** Begin **

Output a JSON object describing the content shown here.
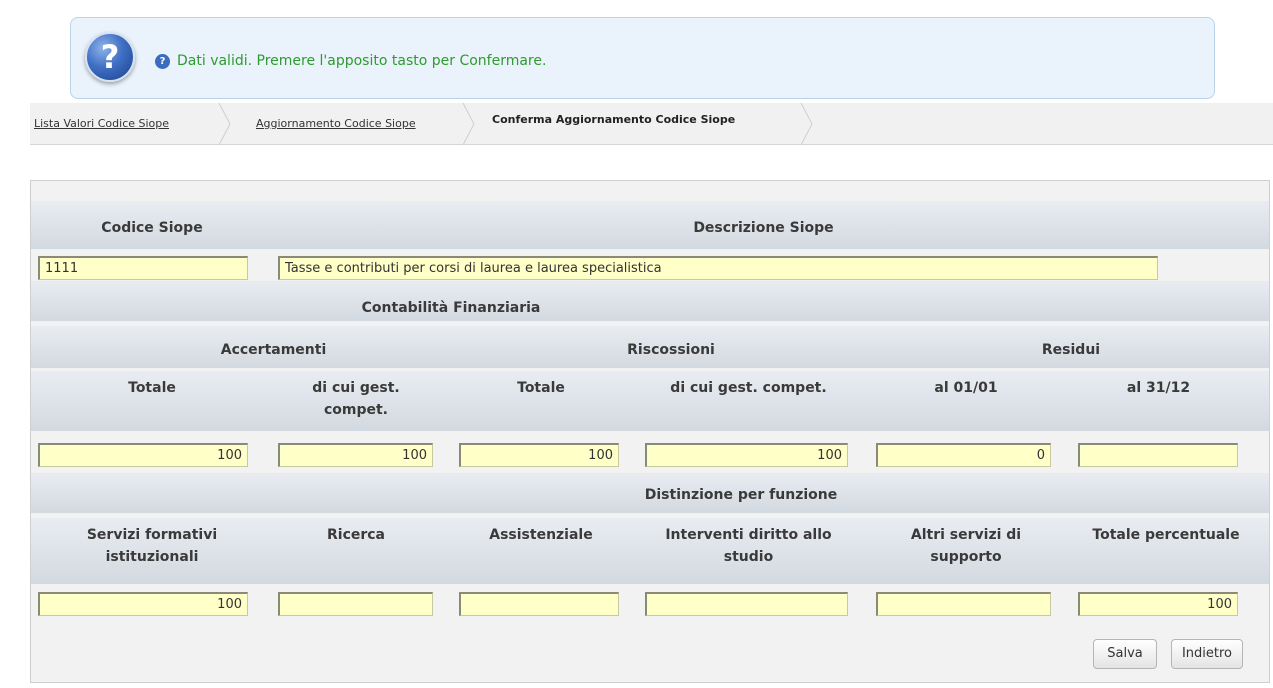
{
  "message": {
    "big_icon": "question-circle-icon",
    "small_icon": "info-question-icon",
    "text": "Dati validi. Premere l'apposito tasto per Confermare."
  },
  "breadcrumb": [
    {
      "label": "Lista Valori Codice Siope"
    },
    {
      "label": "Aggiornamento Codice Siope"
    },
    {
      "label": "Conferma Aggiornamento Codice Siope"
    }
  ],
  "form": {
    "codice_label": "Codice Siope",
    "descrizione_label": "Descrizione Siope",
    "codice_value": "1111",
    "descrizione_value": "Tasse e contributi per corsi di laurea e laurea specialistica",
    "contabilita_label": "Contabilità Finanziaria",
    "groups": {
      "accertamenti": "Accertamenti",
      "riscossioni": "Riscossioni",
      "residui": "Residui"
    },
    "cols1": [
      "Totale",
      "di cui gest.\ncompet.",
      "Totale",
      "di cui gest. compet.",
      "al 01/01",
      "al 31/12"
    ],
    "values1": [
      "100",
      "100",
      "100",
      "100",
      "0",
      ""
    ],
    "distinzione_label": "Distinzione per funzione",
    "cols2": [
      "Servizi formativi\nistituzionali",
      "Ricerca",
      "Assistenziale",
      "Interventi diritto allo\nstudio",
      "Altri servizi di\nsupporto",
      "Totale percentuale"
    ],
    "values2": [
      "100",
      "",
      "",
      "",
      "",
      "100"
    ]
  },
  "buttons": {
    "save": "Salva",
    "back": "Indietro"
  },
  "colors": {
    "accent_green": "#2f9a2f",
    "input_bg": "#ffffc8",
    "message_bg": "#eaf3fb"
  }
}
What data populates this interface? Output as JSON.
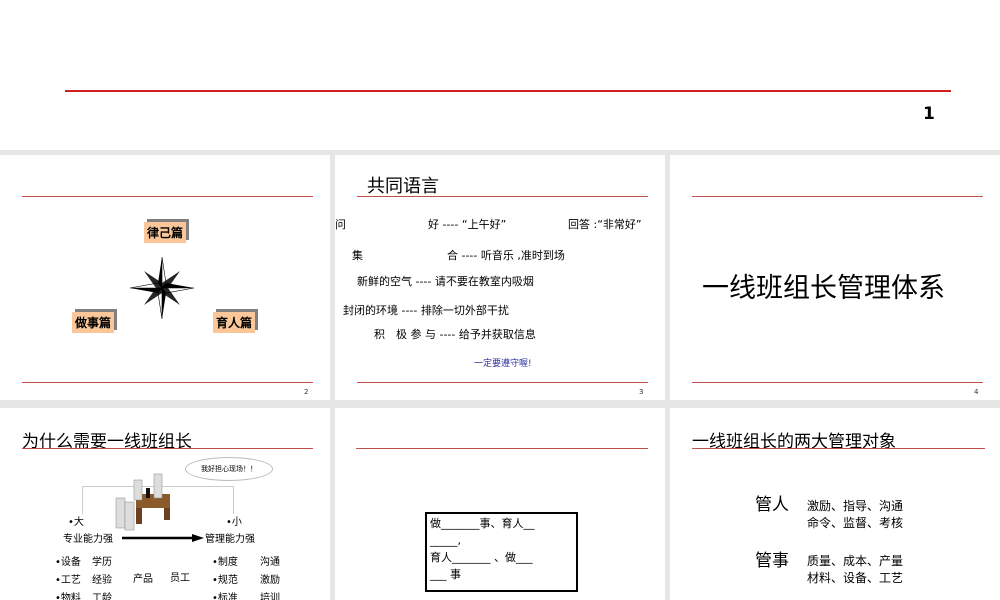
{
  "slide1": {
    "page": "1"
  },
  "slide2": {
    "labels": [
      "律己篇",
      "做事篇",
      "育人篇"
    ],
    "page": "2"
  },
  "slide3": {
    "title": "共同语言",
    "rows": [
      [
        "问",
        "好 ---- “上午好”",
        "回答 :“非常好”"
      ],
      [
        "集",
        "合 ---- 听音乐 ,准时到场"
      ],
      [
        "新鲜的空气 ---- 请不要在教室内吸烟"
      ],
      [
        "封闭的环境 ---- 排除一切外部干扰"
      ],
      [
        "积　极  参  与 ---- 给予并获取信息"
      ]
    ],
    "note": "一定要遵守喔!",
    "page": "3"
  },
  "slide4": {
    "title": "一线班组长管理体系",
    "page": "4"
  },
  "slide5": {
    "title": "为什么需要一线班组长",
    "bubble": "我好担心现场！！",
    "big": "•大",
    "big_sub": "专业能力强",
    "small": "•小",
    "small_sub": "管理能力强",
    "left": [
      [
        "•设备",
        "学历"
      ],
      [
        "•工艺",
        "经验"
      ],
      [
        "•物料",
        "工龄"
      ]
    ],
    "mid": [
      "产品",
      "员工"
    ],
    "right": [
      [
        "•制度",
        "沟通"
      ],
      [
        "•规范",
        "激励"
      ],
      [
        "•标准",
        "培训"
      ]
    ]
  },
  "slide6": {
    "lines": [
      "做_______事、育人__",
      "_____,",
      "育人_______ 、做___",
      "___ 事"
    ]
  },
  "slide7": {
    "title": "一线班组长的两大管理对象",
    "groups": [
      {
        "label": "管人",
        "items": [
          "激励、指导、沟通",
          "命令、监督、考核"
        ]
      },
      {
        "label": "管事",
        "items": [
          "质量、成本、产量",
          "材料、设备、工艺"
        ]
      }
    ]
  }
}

** End **
** Begin **

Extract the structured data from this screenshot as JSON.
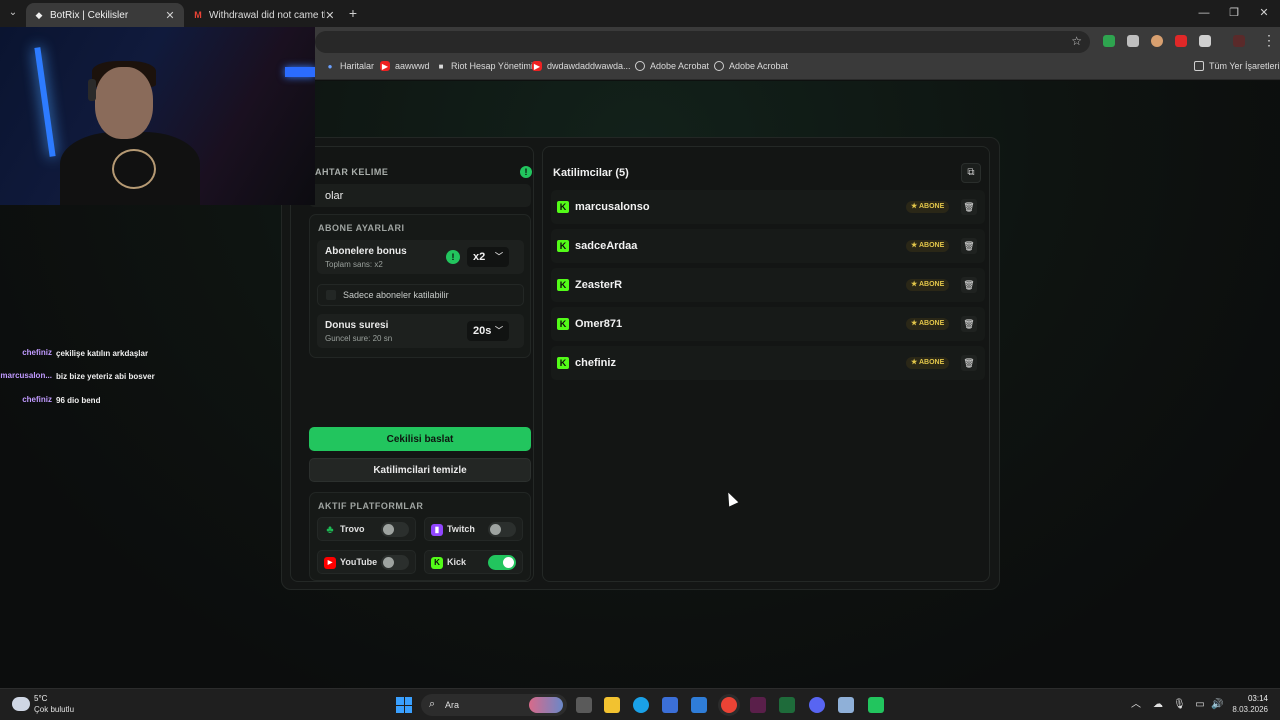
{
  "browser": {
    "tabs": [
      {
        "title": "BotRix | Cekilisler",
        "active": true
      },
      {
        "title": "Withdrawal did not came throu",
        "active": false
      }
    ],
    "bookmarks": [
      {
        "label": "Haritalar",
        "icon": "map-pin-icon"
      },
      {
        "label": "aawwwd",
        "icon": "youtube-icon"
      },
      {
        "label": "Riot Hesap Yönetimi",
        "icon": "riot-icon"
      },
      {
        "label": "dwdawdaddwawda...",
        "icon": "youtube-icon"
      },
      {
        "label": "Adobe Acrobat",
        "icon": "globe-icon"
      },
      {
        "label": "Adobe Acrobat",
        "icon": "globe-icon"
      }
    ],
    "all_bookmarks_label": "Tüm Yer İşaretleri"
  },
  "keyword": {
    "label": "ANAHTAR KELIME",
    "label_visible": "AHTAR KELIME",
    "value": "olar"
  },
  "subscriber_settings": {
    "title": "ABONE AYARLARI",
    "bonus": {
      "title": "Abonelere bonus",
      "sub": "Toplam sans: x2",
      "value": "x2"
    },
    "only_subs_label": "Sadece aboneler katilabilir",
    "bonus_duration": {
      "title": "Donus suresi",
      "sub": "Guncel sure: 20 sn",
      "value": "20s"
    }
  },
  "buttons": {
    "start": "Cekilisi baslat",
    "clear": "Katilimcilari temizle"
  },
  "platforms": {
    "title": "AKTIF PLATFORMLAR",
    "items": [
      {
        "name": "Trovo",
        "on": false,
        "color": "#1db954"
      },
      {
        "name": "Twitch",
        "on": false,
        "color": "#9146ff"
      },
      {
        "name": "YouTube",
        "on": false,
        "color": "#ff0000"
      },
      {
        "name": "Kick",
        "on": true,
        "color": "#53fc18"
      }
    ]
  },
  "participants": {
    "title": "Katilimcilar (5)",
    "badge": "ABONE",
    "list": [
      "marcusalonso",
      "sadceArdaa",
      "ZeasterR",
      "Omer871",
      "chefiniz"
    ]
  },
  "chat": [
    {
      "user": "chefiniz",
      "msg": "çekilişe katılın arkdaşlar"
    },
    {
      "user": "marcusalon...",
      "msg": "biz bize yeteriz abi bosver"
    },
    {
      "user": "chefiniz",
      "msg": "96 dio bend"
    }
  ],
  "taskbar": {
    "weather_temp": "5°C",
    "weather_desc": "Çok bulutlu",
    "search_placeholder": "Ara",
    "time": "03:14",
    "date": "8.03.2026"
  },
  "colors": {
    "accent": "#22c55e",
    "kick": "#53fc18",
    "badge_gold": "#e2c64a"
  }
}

** End **

• **TO DO**:
Copy out each line of the listing that holds "icon".

• **FINAL ANSWER**:
    "big_icon": "question-circle-icon",
    "small_icon": "info-question-icon",
        "icon": "map-pin-icon"
        "icon": "youtube-icon"
        "icon": "riot-icon"
        "icon": "youtube-icon"
        "icon": "globe-icon"
        "icon": "globe-icon"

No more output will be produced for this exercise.